### Data to use
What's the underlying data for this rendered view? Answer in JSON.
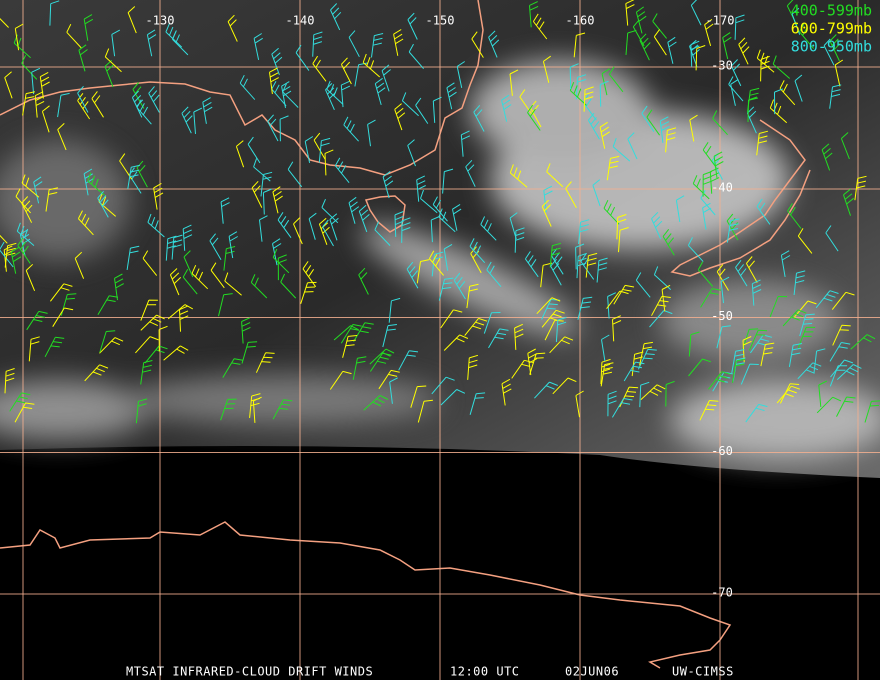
{
  "map": {
    "legend": [
      {
        "label": "400-599mb",
        "color": "#22dd22"
      },
      {
        "label": "600-799mb",
        "color": "#ffff00"
      },
      {
        "label": "800-950mb",
        "color": "#33dddd"
      }
    ],
    "longitudes": [
      -130,
      -140,
      -150,
      -160,
      -170
    ],
    "latitudes": [
      -30,
      -40,
      -50,
      -60,
      -70
    ],
    "footer": [
      "MTSAT INFRARED-CLOUD DRIFT WINDS",
      "12:00 UTC",
      "02JUN06",
      "UW-CIMSS"
    ]
  }
}
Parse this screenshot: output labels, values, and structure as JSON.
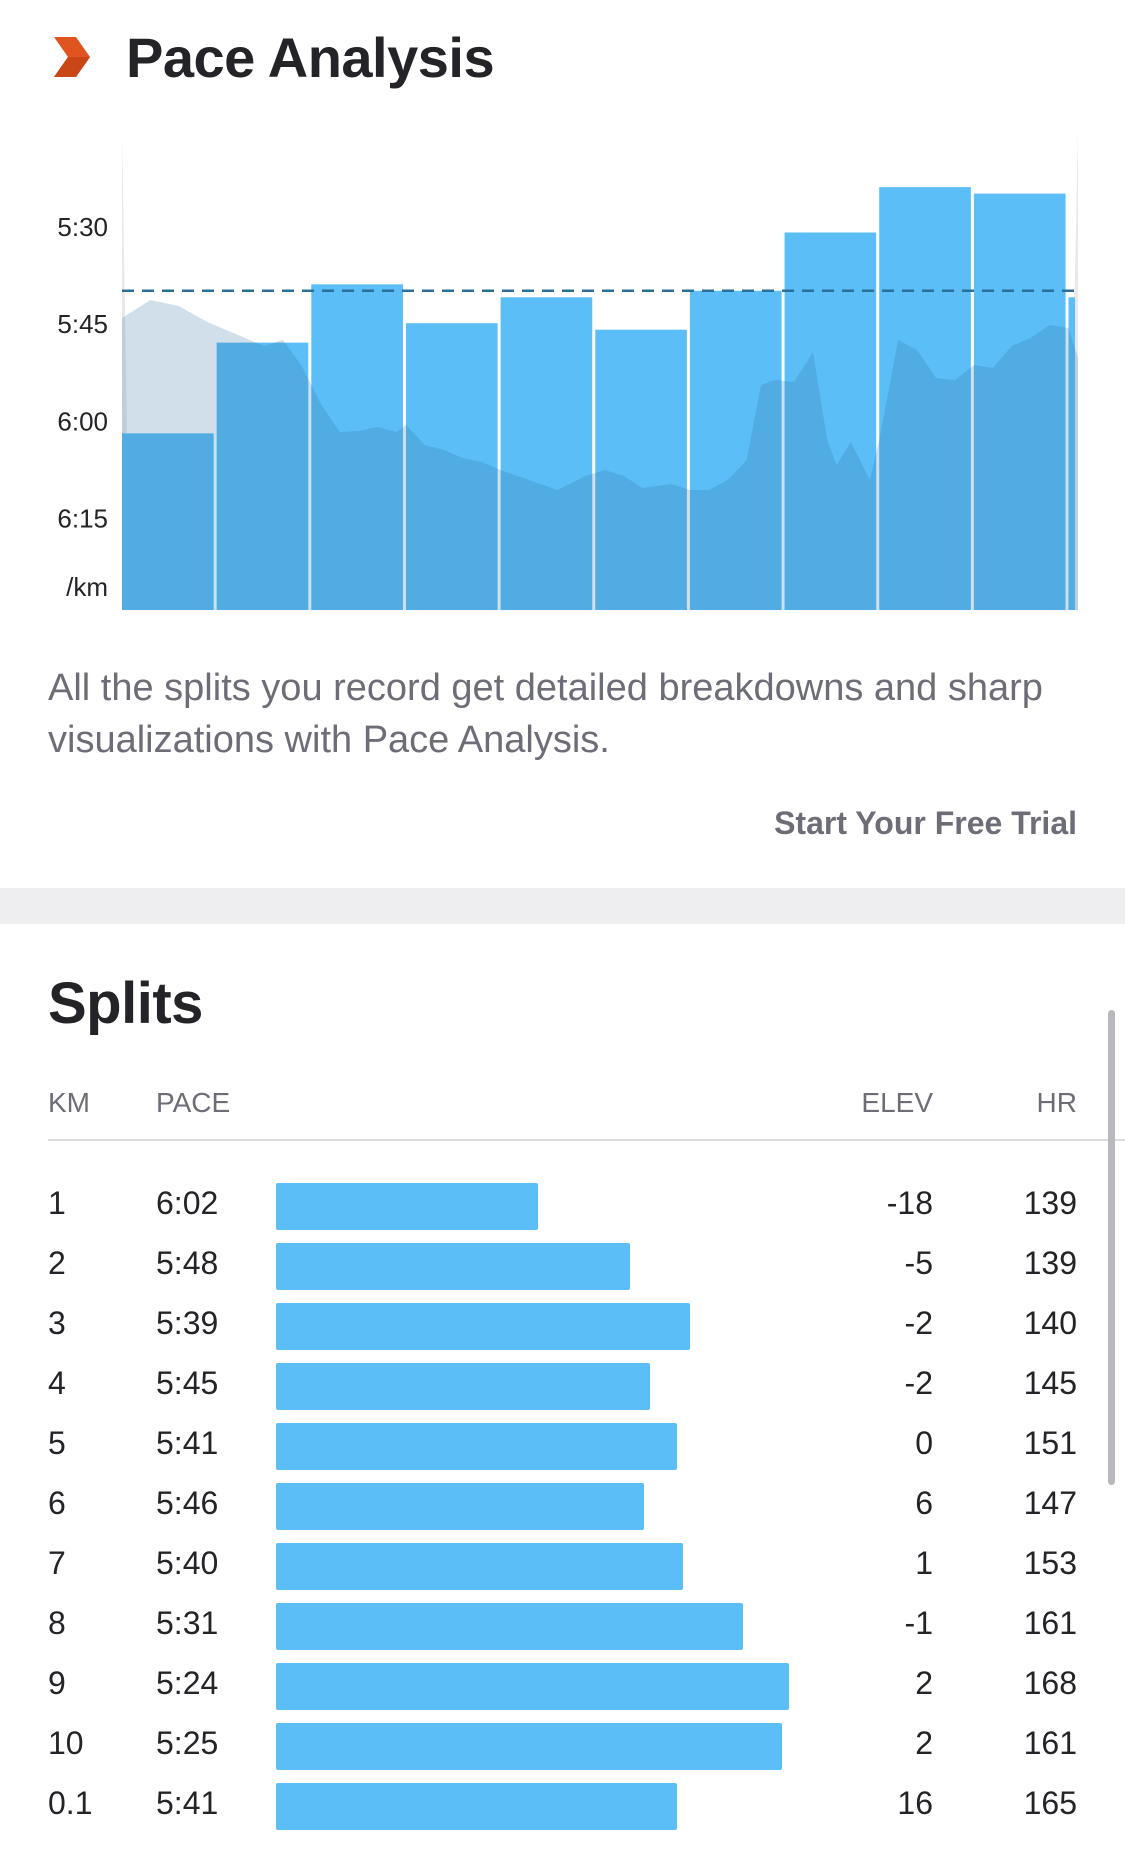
{
  "pace_analysis": {
    "title": "Pace Analysis",
    "icon": "chevron-right-icon",
    "description": "All the splits you record get detailed breakdowns and sharp visualizations with Pace Analysis.",
    "cta_label": "Start Your Free Trial"
  },
  "chart_data": {
    "type": "bar",
    "yaxis_labels": [
      "5:30",
      "5:45",
      "6:00",
      "6:15",
      "/km"
    ],
    "y_ticks_seconds": [
      330,
      345,
      360,
      375
    ],
    "y_inverted": true,
    "categories": [
      "1",
      "2",
      "3",
      "4",
      "5",
      "6",
      "7",
      "8",
      "9",
      "10",
      "0.1"
    ],
    "values_seconds": [
      362,
      348,
      339,
      345,
      341,
      346,
      340,
      331,
      324,
      325,
      341
    ],
    "distance_km": [
      1,
      1,
      1,
      1,
      1,
      1,
      1,
      1,
      1,
      1,
      0.1
    ],
    "average_line_seconds": 340,
    "bar_color": "#5cbef7",
    "average_line_color": "#2a6f99",
    "background_area": "heart-rate/elevation profile"
  },
  "splits": {
    "title": "Splits",
    "headers": {
      "km": "KM",
      "pace": "PACE",
      "elev": "ELEV",
      "hr": "HR"
    },
    "bar_color": "#5cbef7",
    "rows": [
      {
        "km": "1",
        "pace": "6:02",
        "elev": "-18",
        "hr": "139",
        "pace_seconds": 362
      },
      {
        "km": "2",
        "pace": "5:48",
        "elev": "-5",
        "hr": "139",
        "pace_seconds": 348
      },
      {
        "km": "3",
        "pace": "5:39",
        "elev": "-2",
        "hr": "140",
        "pace_seconds": 339
      },
      {
        "km": "4",
        "pace": "5:45",
        "elev": "-2",
        "hr": "145",
        "pace_seconds": 345
      },
      {
        "km": "5",
        "pace": "5:41",
        "elev": "0",
        "hr": "151",
        "pace_seconds": 341
      },
      {
        "km": "6",
        "pace": "5:46",
        "elev": "6",
        "hr": "147",
        "pace_seconds": 346
      },
      {
        "km": "7",
        "pace": "5:40",
        "elev": "1",
        "hr": "153",
        "pace_seconds": 340
      },
      {
        "km": "8",
        "pace": "5:31",
        "elev": "-1",
        "hr": "161",
        "pace_seconds": 331
      },
      {
        "km": "9",
        "pace": "5:24",
        "elev": "2",
        "hr": "168",
        "pace_seconds": 324
      },
      {
        "km": "10",
        "pace": "5:25",
        "elev": "2",
        "hr": "161",
        "pace_seconds": 325
      },
      {
        "km": "0.1",
        "pace": "5:41",
        "elev": "16",
        "hr": "165",
        "pace_seconds": 341
      }
    ]
  }
}
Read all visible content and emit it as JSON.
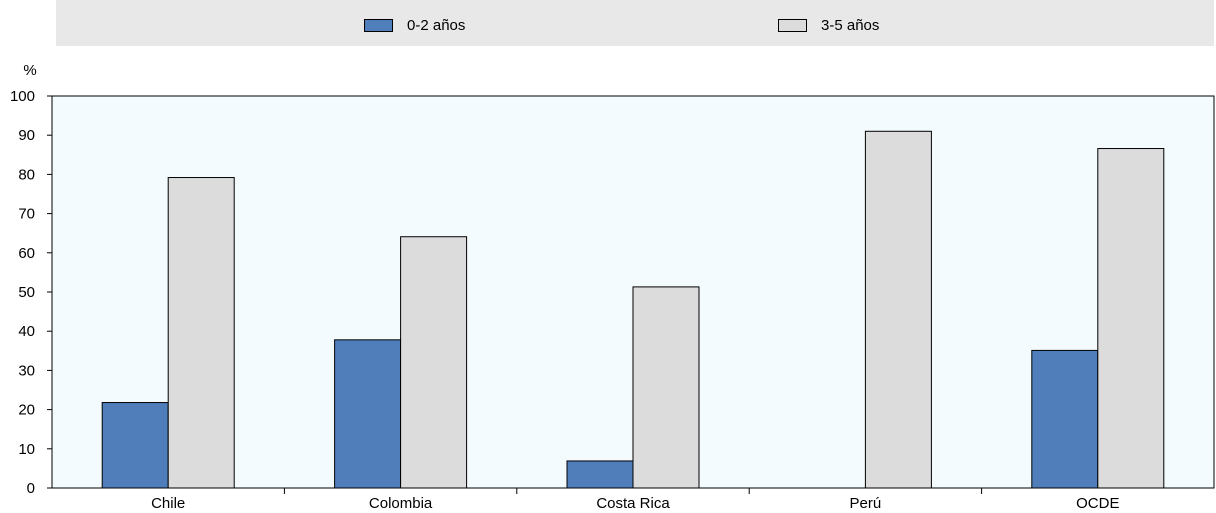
{
  "chart_data": {
    "type": "bar",
    "categories": [
      "Chile",
      "Colombia",
      "Costa Rica",
      "Perú",
      "OCDE"
    ],
    "series": [
      {
        "name": "0-2 años",
        "color": "#4f7ebb",
        "values": [
          21.8,
          37.8,
          6.9,
          null,
          35.1
        ]
      },
      {
        "name": "3-5 años",
        "color": "#dcdcdc",
        "values": [
          79.2,
          64.1,
          51.3,
          91.0,
          86.6
        ]
      }
    ],
    "ylabel": "%",
    "ylim": [
      0,
      100
    ],
    "yticks": [
      0,
      10,
      20,
      30,
      40,
      50,
      60,
      70,
      80,
      90,
      100
    ],
    "legend_position": "top",
    "grid": false
  }
}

### Prompt
The data above needs to be retyped exactly, with the images left out.

### Full response
What's the underlying data for this rendered view? Answer in JSON.
{
  "map": {
    "legend": [
      {
        "label": "400-599mb",
        "color": "#22dd22"
      },
      {
        "label": "600-799mb",
        "color": "#ffff00"
      },
      {
        "label": "800-950mb",
        "color": "#33dddd"
      }
    ],
    "longitudes": [
      -130,
      -140,
      -150,
      -160,
      -170
    ],
    "latitudes": [
      -30,
      -40,
      -50,
      -60,
      -70
    ],
    "footer": [
      "MTSAT INFRARED-CLOUD DRIFT WINDS",
      "12:00 UTC",
      "02JUN06",
      "UW-CIMSS"
    ]
  }
}
Parse this screenshot: output labels, values, and structure as JSON.
{
  "pace_analysis": {
    "title": "Pace Analysis",
    "icon": "chevron-right-icon",
    "description": "All the splits you record get detailed breakdowns and sharp visualizations with Pace Analysis.",
    "cta_label": "Start Your Free Trial"
  },
  "chart_data": {
    "type": "bar",
    "yaxis_labels": [
      "5:30",
      "5:45",
      "6:00",
      "6:15",
      "/km"
    ],
    "y_ticks_seconds": [
      330,
      345,
      360,
      375
    ],
    "y_inverted": true,
    "categories": [
      "1",
      "2",
      "3",
      "4",
      "5",
      "6",
      "7",
      "8",
      "9",
      "10",
      "0.1"
    ],
    "values_seconds": [
      362,
      348,
      339,
      345,
      341,
      346,
      340,
      331,
      324,
      325,
      341
    ],
    "distance_km": [
      1,
      1,
      1,
      1,
      1,
      1,
      1,
      1,
      1,
      1,
      0.1
    ],
    "average_line_seconds": 340,
    "bar_color": "#5cbef7",
    "average_line_color": "#2a6f99",
    "background_area": "heart-rate/elevation profile"
  },
  "splits": {
    "title": "Splits",
    "headers": {
      "km": "KM",
      "pace": "PACE",
      "elev": "ELEV",
      "hr": "HR"
    },
    "bar_color": "#5cbef7",
    "rows": [
      {
        "km": "1",
        "pace": "6:02",
        "elev": "-18",
        "hr": "139",
        "pace_seconds": 362
      },
      {
        "km": "2",
        "pace": "5:48",
        "elev": "-5",
        "hr": "139",
        "pace_seconds": 348
      },
      {
        "km": "3",
        "pace": "5:39",
        "elev": "-2",
        "hr": "140",
        "pace_seconds": 339
      },
      {
        "km": "4",
        "pace": "5:45",
        "elev": "-2",
        "hr": "145",
        "pace_seconds": 345
      },
      {
        "km": "5",
        "pace": "5:41",
        "elev": "0",
        "hr": "151",
        "pace_seconds": 341
      },
      {
        "km": "6",
        "pace": "5:46",
        "elev": "6",
        "hr": "147",
        "pace_seconds": 346
      },
      {
        "km": "7",
        "pace": "5:40",
        "elev": "1",
        "hr": "153",
        "pace_seconds": 340
      },
      {
        "km": "8",
        "pace": "5:31",
        "elev": "-1",
        "hr": "161",
        "pace_seconds": 331
      },
      {
        "km": "9",
        "pace": "5:24",
        "elev": "2",
        "hr": "168",
        "pace_seconds": 324
      },
      {
        "km": "10",
        "pace": "5:25",
        "elev": "2",
        "hr": "161",
        "pace_seconds": 325
      },
      {
        "km": "0.1",
        "pace": "5:41",
        "elev": "16",
        "hr": "165",
        "pace_seconds": 341
      }
    ]
  }
}
Read all visible content and emit it as JSON.
{
  "chart_data": {
    "type": "bar",
    "categories": [
      "Chile",
      "Colombia",
      "Costa Rica",
      "Perú",
      "OCDE"
    ],
    "series": [
      {
        "name": "0-2 años",
        "color": "#4f7ebb",
        "values": [
          21.8,
          37.8,
          6.9,
          null,
          35.1
        ]
      },
      {
        "name": "3-5 años",
        "color": "#dcdcdc",
        "values": [
          79.2,
          64.1,
          51.3,
          91.0,
          86.6
        ]
      }
    ],
    "ylabel": "%",
    "ylim": [
      0,
      100
    ],
    "yticks": [
      0,
      10,
      20,
      30,
      40,
      50,
      60,
      70,
      80,
      90,
      100
    ],
    "legend_position": "top",
    "grid": false
  }
}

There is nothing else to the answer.